** BEGIN **

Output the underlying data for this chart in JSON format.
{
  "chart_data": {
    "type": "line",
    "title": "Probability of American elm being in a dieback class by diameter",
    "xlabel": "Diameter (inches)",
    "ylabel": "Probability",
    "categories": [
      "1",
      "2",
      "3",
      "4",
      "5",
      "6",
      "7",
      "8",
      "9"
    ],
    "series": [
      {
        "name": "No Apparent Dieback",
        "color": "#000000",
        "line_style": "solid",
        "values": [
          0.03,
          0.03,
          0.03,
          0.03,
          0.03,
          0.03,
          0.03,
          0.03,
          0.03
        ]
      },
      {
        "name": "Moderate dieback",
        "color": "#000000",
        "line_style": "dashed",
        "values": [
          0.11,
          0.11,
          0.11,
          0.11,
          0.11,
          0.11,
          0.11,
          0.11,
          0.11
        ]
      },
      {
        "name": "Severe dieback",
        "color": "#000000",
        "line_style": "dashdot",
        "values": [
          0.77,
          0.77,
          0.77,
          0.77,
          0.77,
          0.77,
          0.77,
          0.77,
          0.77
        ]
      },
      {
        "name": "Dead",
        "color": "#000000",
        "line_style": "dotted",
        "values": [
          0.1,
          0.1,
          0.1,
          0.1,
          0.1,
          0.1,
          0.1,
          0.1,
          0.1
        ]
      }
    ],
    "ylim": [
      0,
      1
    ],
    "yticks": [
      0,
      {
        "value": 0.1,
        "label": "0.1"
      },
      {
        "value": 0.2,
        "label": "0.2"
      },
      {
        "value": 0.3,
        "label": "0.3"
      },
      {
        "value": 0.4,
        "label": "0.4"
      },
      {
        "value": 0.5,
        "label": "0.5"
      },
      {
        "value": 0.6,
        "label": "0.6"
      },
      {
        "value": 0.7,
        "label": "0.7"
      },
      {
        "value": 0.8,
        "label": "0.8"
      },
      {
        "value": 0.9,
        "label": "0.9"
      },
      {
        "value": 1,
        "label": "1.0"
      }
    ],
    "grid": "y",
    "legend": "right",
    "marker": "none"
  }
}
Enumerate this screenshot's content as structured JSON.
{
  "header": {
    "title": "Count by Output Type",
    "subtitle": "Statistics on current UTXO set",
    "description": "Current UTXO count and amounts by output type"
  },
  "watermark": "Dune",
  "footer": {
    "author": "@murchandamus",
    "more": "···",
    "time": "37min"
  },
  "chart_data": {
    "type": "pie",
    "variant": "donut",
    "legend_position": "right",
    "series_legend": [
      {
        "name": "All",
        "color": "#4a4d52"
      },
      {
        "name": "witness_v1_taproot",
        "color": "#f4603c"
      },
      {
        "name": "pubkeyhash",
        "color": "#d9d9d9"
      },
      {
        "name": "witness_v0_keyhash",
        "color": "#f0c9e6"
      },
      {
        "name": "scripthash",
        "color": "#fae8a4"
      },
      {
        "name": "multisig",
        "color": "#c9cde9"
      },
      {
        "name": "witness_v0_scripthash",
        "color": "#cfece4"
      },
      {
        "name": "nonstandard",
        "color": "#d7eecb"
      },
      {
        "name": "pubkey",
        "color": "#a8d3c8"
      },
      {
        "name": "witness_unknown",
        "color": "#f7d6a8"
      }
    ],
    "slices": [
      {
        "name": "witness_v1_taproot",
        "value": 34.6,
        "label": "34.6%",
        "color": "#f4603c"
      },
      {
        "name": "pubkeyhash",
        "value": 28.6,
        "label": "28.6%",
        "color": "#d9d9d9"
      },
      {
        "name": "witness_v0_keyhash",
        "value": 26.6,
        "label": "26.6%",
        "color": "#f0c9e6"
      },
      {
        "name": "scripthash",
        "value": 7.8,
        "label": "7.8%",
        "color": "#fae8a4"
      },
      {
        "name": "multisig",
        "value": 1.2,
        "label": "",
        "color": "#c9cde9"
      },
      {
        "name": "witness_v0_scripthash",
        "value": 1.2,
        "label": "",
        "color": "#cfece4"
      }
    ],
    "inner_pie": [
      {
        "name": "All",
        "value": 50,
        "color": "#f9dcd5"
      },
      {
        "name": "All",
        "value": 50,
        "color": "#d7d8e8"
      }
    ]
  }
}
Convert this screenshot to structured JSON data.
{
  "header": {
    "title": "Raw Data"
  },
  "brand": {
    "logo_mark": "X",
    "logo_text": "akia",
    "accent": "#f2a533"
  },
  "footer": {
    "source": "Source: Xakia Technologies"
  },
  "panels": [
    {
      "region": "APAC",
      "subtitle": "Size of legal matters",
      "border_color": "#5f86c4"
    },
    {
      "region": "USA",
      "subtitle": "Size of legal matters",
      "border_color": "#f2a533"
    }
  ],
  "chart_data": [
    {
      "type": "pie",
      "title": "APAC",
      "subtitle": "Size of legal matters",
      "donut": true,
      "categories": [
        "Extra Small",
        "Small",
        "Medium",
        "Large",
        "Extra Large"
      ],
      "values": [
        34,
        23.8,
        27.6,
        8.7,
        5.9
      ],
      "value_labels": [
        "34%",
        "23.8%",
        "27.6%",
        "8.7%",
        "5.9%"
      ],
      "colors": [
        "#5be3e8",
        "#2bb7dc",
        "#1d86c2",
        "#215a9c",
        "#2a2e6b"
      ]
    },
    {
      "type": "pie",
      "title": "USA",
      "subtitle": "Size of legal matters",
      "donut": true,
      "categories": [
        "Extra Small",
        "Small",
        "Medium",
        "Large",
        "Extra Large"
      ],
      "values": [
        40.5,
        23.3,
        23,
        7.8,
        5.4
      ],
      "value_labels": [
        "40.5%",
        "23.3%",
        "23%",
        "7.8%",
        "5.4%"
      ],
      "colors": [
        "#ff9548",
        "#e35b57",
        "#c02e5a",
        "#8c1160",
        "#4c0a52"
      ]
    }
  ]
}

** END **

> **SET TASK**: Quote every record above exactly.

> **RESULT OF THE TASK**:
Output the underlying data for this chart in JSON format.
{
  "chart_data": {
    "type": "line",
    "title": "Probability of American elm being in a dieback class by diameter",
    "xlabel": "Diameter (inches)",
    "ylabel": "Probability",
    "categories": [
      "1",
      "2",
      "3",
      "4",
      "5",
      "6",
      "7",
      "8",
      "9"
    ],
    "series": [
      {
        "name": "No Apparent Dieback",
        "color": "#000000",
        "line_style": "solid",
        "values": [
          0.03,
          0.03,
          0.03,
          0.03,
          0.03,
          0.03,
          0.03,
          0.03,
          0.03
        ]
      },
      {
        "name": "Moderate dieback",
        "color": "#000000",
        "line_style": "dashed",
        "values": [
          0.11,
          0.11,
          0.11,
          0.11,
          0.11,
          0.11,
          0.11,
          0.11,
          0.11
        ]
      },
      {
        "name": "Severe dieback",
        "color": "#000000",
        "line_style": "dashdot",
        "values": [
          0.77,
          0.77,
          0.77,
          0.77,
          0.77,
          0.77,
          0.77,
          0.77,
          0.77
        ]
      },
      {
        "name": "Dead",
        "color": "#000000",
        "line_style": "dotted",
        "values": [
          0.1,
          0.1,
          0.1,
          0.1,
          0.1,
          0.1,
          0.1,
          0.1,
          0.1
        ]
      }
    ],
    "ylim": [
      0,
      1
    ],
    "yticks": [
      0,
      {
        "value": 0.1,
        "label": "0.1"
      },
      {
        "value": 0.2,
        "label": "0.2"
      },
      {
        "value": 0.3,
        "label": "0.3"
      },
      {
        "value": 0.4,
        "label": "0.4"
      },
      {
        "value": 0.5,
        "label": "0.5"
      },
      {
        "value": 0.6,
        "label": "0.6"
      },
      {
        "value": 0.7,
        "label": "0.7"
      },
      {
        "value": 0.8,
        "label": "0.8"
      },
      {
        "value": 0.9,
        "label": "0.9"
      },
      {
        "value": 1,
        "label": "1.0"
      }
    ],
    "grid": "y",
    "legend": "right",
    "marker": "none"
  }
}
Enumerate this screenshot's content as structured JSON.
{
  "header": {
    "title": "Count by Output Type",
    "subtitle": "Statistics on current UTXO set",
    "description": "Current UTXO count and amounts by output type"
  },
  "watermark": "Dune",
  "footer": {
    "author": "@murchandamus",
    "more": "···",
    "time": "37min"
  },
  "chart_data": {
    "type": "pie",
    "variant": "donut",
    "legend_position": "right",
    "series_legend": [
      {
        "name": "All",
        "color": "#4a4d52"
      },
      {
        "name": "witness_v1_taproot",
        "color": "#f4603c"
      },
      {
        "name": "pubkeyhash",
        "color": "#d9d9d9"
      },
      {
        "name": "witness_v0_keyhash",
        "color": "#f0c9e6"
      },
      {
        "name": "scripthash",
        "color": "#fae8a4"
      },
      {
        "name": "multisig",
        "color": "#c9cde9"
      },
      {
        "name": "witness_v0_scripthash",
        "color": "#cfece4"
      },
      {
        "name": "nonstandard",
        "color": "#d7eecb"
      },
      {
        "name": "pubkey",
        "color": "#a8d3c8"
      },
      {
        "name": "witness_unknown",
        "color": "#f7d6a8"
      }
    ],
    "slices": [
      {
        "name": "witness_v1_taproot",
        "value": 34.6,
        "label": "34.6%",
        "color": "#f4603c"
      },
      {
        "name": "pubkeyhash",
        "value": 28.6,
        "label": "28.6%",
        "color": "#d9d9d9"
      },
      {
        "name": "witness_v0_keyhash",
        "value": 26.6,
        "label": "26.6%",
        "color": "#f0c9e6"
      },
      {
        "name": "scripthash",
        "value": 7.8,
        "label": "7.8%",
        "color": "#fae8a4"
      },
      {
        "name": "multisig",
        "value": 1.2,
        "label": "",
        "color": "#c9cde9"
      },
      {
        "name": "witness_v0_scripthash",
        "value": 1.2,
        "label": "",
        "color": "#cfece4"
      }
    ],
    "inner_pie": [
      {
        "name": "All",
        "value": 50,
        "color": "#f9dcd5"
      },
      {
        "name": "All",
        "value": 50,
        "color": "#d7d8e8"
      }
    ]
  }
}
Convert this screenshot to structured JSON data.
{
  "header": {
    "title": "Raw Data"
  },
  "brand": {
    "logo_mark": "X",
    "logo_text": "akia",
    "accent": "#f2a533"
  },
  "footer": {
    "source": "Source: Xakia Technologies"
  },
  "panels": [
    {
      "region": "APAC",
      "subtitle": "Size of legal matters",
      "border_color": "#5f86c4"
    },
    {
      "region": "USA",
      "subtitle": "Size of legal matters",
      "border_color": "#f2a533"
    }
  ],
  "chart_data": [
    {
      "type": "pie",
      "title": "APAC",
      "subtitle": "Size of legal matters",
      "donut": true,
      "categories": [
        "Extra Small",
        "Small",
        "Medium",
        "Large",
        "Extra Large"
      ],
      "values": [
        34,
        23.8,
        27.6,
        8.7,
        5.9
      ],
      "value_labels": [
        "34%",
        "23.8%",
        "27.6%",
        "8.7%",
        "5.9%"
      ],
      "colors": [
        "#5be3e8",
        "#2bb7dc",
        "#1d86c2",
        "#215a9c",
        "#2a2e6b"
      ]
    },
    {
      "type": "pie",
      "title": "USA",
      "subtitle": "Size of legal matters",
      "donut": true,
      "categories": [
        "Extra Small",
        "Small",
        "Medium",
        "Large",
        "Extra Large"
      ],
      "values": [
        40.5,
        23.3,
        23,
        7.8,
        5.4
      ],
      "value_labels": [
        "40.5%",
        "23.3%",
        "23%",
        "7.8%",
        "5.4%"
      ],
      "colors": [
        "#ff9548",
        "#e35b57",
        "#c02e5a",
        "#8c1160",
        "#4c0a52"
      ]
    }
  ]
}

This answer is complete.